DESCRIPTION OF THE TASK
Below is a block of records; repeat all of them exactly.

MATERIAL SUPPLIED

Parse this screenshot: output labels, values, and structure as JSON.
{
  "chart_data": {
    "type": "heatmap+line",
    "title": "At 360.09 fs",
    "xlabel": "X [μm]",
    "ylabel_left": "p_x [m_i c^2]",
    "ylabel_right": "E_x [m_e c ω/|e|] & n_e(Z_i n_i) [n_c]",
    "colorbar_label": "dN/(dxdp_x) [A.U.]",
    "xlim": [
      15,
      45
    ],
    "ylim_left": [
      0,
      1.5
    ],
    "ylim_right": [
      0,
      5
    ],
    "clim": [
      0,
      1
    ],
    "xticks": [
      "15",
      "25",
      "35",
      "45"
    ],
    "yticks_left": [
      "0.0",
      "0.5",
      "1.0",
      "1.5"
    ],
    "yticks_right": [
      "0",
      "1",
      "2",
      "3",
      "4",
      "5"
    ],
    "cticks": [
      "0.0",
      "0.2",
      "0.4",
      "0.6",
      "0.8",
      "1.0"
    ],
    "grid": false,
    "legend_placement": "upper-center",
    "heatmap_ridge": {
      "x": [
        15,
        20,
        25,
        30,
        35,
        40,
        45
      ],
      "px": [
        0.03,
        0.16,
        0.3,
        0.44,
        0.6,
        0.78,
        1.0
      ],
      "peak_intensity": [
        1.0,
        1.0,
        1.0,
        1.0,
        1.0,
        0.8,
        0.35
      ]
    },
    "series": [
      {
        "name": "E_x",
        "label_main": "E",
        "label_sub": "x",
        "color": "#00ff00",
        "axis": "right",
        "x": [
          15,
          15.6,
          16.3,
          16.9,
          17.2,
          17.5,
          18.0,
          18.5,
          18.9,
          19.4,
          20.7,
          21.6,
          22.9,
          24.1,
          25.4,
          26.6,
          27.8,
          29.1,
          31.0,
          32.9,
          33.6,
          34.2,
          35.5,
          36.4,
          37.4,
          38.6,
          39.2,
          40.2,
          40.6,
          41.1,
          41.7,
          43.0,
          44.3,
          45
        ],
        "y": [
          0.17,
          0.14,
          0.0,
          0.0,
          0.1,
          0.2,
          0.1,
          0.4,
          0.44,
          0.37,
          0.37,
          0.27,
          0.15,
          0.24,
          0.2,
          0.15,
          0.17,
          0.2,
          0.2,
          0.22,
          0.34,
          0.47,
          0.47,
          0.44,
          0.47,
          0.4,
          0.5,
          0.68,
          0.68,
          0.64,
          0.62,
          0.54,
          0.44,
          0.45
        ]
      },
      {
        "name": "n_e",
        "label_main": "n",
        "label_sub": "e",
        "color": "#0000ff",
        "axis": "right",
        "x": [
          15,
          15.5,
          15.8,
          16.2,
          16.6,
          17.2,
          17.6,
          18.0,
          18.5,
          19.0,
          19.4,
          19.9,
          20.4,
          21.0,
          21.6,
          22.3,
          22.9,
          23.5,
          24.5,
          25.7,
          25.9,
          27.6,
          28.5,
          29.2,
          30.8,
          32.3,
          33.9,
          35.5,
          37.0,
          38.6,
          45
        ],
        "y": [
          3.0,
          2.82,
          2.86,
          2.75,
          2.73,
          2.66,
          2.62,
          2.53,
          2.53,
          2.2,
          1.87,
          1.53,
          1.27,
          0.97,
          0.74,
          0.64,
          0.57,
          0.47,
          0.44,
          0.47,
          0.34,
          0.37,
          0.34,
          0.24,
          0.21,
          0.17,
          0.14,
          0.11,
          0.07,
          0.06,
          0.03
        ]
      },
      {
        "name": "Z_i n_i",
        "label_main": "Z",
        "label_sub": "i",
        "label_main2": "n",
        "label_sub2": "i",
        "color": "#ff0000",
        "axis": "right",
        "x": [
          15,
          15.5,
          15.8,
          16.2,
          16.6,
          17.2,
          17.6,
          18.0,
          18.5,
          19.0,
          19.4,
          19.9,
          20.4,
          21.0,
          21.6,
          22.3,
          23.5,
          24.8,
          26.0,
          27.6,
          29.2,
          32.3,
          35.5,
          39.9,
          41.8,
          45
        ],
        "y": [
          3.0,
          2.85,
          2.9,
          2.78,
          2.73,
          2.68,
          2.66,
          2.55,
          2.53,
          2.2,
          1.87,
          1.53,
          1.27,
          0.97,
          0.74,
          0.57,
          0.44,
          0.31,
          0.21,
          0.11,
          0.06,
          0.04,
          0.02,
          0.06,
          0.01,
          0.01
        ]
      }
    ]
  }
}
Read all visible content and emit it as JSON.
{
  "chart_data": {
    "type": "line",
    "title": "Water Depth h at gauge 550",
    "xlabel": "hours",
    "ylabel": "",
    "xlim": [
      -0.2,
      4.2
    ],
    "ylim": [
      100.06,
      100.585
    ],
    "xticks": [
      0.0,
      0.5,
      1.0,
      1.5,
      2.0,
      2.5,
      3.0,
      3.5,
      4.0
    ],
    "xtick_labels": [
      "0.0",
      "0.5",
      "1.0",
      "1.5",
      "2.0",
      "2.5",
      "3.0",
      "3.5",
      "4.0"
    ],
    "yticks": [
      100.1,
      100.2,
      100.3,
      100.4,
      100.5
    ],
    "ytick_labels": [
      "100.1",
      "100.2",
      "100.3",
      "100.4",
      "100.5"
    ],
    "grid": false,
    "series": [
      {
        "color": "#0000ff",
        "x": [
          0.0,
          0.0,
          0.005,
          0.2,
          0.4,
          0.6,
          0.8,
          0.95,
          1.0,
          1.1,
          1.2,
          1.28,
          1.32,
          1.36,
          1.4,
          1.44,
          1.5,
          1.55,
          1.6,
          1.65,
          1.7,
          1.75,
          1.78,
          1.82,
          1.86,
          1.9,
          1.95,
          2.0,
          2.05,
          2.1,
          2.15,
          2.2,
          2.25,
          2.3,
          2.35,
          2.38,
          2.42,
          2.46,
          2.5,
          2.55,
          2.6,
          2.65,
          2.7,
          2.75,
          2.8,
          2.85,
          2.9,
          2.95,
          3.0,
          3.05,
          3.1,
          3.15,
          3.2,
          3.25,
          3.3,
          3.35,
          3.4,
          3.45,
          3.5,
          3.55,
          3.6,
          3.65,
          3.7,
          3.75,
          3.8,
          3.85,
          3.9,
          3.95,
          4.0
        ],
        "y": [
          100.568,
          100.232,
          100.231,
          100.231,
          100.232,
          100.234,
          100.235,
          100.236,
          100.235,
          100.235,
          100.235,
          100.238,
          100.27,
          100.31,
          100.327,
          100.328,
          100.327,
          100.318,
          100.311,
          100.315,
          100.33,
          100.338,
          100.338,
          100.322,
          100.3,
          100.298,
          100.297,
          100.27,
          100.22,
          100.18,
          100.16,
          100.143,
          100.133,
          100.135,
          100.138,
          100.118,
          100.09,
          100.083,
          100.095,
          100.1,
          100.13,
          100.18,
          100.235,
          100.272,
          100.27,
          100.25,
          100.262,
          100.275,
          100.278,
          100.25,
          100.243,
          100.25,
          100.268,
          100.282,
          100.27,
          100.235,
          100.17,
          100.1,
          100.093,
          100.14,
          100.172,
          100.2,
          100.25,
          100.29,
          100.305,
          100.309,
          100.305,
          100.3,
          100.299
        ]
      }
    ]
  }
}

EXERCISE ANSWER
Parse this screenshot: output labels, values, and structure as JSON.
{
  "chart_data": {
    "type": "heatmap+line",
    "title": "At 360.09 fs",
    "xlabel": "X [μm]",
    "ylabel_left": "p_x [m_i c^2]",
    "ylabel_right": "E_x [m_e c ω/|e|] & n_e(Z_i n_i) [n_c]",
    "colorbar_label": "dN/(dxdp_x) [A.U.]",
    "xlim": [
      15,
      45
    ],
    "ylim_left": [
      0,
      1.5
    ],
    "ylim_right": [
      0,
      5
    ],
    "clim": [
      0,
      1
    ],
    "xticks": [
      "15",
      "25",
      "35",
      "45"
    ],
    "yticks_left": [
      "0.0",
      "0.5",
      "1.0",
      "1.5"
    ],
    "yticks_right": [
      "0",
      "1",
      "2",
      "3",
      "4",
      "5"
    ],
    "cticks": [
      "0.0",
      "0.2",
      "0.4",
      "0.6",
      "0.8",
      "1.0"
    ],
    "grid": false,
    "legend_placement": "upper-center",
    "heatmap_ridge": {
      "x": [
        15,
        20,
        25,
        30,
        35,
        40,
        45
      ],
      "px": [
        0.03,
        0.16,
        0.3,
        0.44,
        0.6,
        0.78,
        1.0
      ],
      "peak_intensity": [
        1.0,
        1.0,
        1.0,
        1.0,
        1.0,
        0.8,
        0.35
      ]
    },
    "series": [
      {
        "name": "E_x",
        "label_main": "E",
        "label_sub": "x",
        "color": "#00ff00",
        "axis": "right",
        "x": [
          15,
          15.6,
          16.3,
          16.9,
          17.2,
          17.5,
          18.0,
          18.5,
          18.9,
          19.4,
          20.7,
          21.6,
          22.9,
          24.1,
          25.4,
          26.6,
          27.8,
          29.1,
          31.0,
          32.9,
          33.6,
          34.2,
          35.5,
          36.4,
          37.4,
          38.6,
          39.2,
          40.2,
          40.6,
          41.1,
          41.7,
          43.0,
          44.3,
          45
        ],
        "y": [
          0.17,
          0.14,
          0.0,
          0.0,
          0.1,
          0.2,
          0.1,
          0.4,
          0.44,
          0.37,
          0.37,
          0.27,
          0.15,
          0.24,
          0.2,
          0.15,
          0.17,
          0.2,
          0.2,
          0.22,
          0.34,
          0.47,
          0.47,
          0.44,
          0.47,
          0.4,
          0.5,
          0.68,
          0.68,
          0.64,
          0.62,
          0.54,
          0.44,
          0.45
        ]
      },
      {
        "name": "n_e",
        "label_main": "n",
        "label_sub": "e",
        "color": "#0000ff",
        "axis": "right",
        "x": [
          15,
          15.5,
          15.8,
          16.2,
          16.6,
          17.2,
          17.6,
          18.0,
          18.5,
          19.0,
          19.4,
          19.9,
          20.4,
          21.0,
          21.6,
          22.3,
          22.9,
          23.5,
          24.5,
          25.7,
          25.9,
          27.6,
          28.5,
          29.2,
          30.8,
          32.3,
          33.9,
          35.5,
          37.0,
          38.6,
          45
        ],
        "y": [
          3.0,
          2.82,
          2.86,
          2.75,
          2.73,
          2.66,
          2.62,
          2.53,
          2.53,
          2.2,
          1.87,
          1.53,
          1.27,
          0.97,
          0.74,
          0.64,
          0.57,
          0.47,
          0.44,
          0.47,
          0.34,
          0.37,
          0.34,
          0.24,
          0.21,
          0.17,
          0.14,
          0.11,
          0.07,
          0.06,
          0.03
        ]
      },
      {
        "name": "Z_i n_i",
        "label_main": "Z",
        "label_sub": "i",
        "label_main2": "n",
        "label_sub2": "i",
        "color": "#ff0000",
        "axis": "right",
        "x": [
          15,
          15.5,
          15.8,
          16.2,
          16.6,
          17.2,
          17.6,
          18.0,
          18.5,
          19.0,
          19.4,
          19.9,
          20.4,
          21.0,
          21.6,
          22.3,
          23.5,
          24.8,
          26.0,
          27.6,
          29.2,
          32.3,
          35.5,
          39.9,
          41.8,
          45
        ],
        "y": [
          3.0,
          2.85,
          2.9,
          2.78,
          2.73,
          2.68,
          2.66,
          2.55,
          2.53,
          2.2,
          1.87,
          1.53,
          1.27,
          0.97,
          0.74,
          0.57,
          0.44,
          0.31,
          0.21,
          0.11,
          0.06,
          0.04,
          0.02,
          0.06,
          0.01,
          0.01
        ]
      }
    ]
  }
}
Read all visible content and emit it as JSON.
{
  "chart_data": {
    "type": "line",
    "title": "Water Depth h at gauge 550",
    "xlabel": "hours",
    "ylabel": "",
    "xlim": [
      -0.2,
      4.2
    ],
    "ylim": [
      100.06,
      100.585
    ],
    "xticks": [
      0.0,
      0.5,
      1.0,
      1.5,
      2.0,
      2.5,
      3.0,
      3.5,
      4.0
    ],
    "xtick_labels": [
      "0.0",
      "0.5",
      "1.0",
      "1.5",
      "2.0",
      "2.5",
      "3.0",
      "3.5",
      "4.0"
    ],
    "yticks": [
      100.1,
      100.2,
      100.3,
      100.4,
      100.5
    ],
    "ytick_labels": [
      "100.1",
      "100.2",
      "100.3",
      "100.4",
      "100.5"
    ],
    "grid": false,
    "series": [
      {
        "color": "#0000ff",
        "x": [
          0.0,
          0.0,
          0.005,
          0.2,
          0.4,
          0.6,
          0.8,
          0.95,
          1.0,
          1.1,
          1.2,
          1.28,
          1.32,
          1.36,
          1.4,
          1.44,
          1.5,
          1.55,
          1.6,
          1.65,
          1.7,
          1.75,
          1.78,
          1.82,
          1.86,
          1.9,
          1.95,
          2.0,
          2.05,
          2.1,
          2.15,
          2.2,
          2.25,
          2.3,
          2.35,
          2.38,
          2.42,
          2.46,
          2.5,
          2.55,
          2.6,
          2.65,
          2.7,
          2.75,
          2.8,
          2.85,
          2.9,
          2.95,
          3.0,
          3.05,
          3.1,
          3.15,
          3.2,
          3.25,
          3.3,
          3.35,
          3.4,
          3.45,
          3.5,
          3.55,
          3.6,
          3.65,
          3.7,
          3.75,
          3.8,
          3.85,
          3.9,
          3.95,
          4.0
        ],
        "y": [
          100.568,
          100.232,
          100.231,
          100.231,
          100.232,
          100.234,
          100.235,
          100.236,
          100.235,
          100.235,
          100.235,
          100.238,
          100.27,
          100.31,
          100.327,
          100.328,
          100.327,
          100.318,
          100.311,
          100.315,
          100.33,
          100.338,
          100.338,
          100.322,
          100.3,
          100.298,
          100.297,
          100.27,
          100.22,
          100.18,
          100.16,
          100.143,
          100.133,
          100.135,
          100.138,
          100.118,
          100.09,
          100.083,
          100.095,
          100.1,
          100.13,
          100.18,
          100.235,
          100.272,
          100.27,
          100.25,
          100.262,
          100.275,
          100.278,
          100.25,
          100.243,
          100.25,
          100.268,
          100.282,
          100.27,
          100.235,
          100.17,
          100.1,
          100.093,
          100.14,
          100.172,
          100.2,
          100.25,
          100.29,
          100.305,
          100.309,
          100.305,
          100.3,
          100.299
        ]
      }
    ]
  }
}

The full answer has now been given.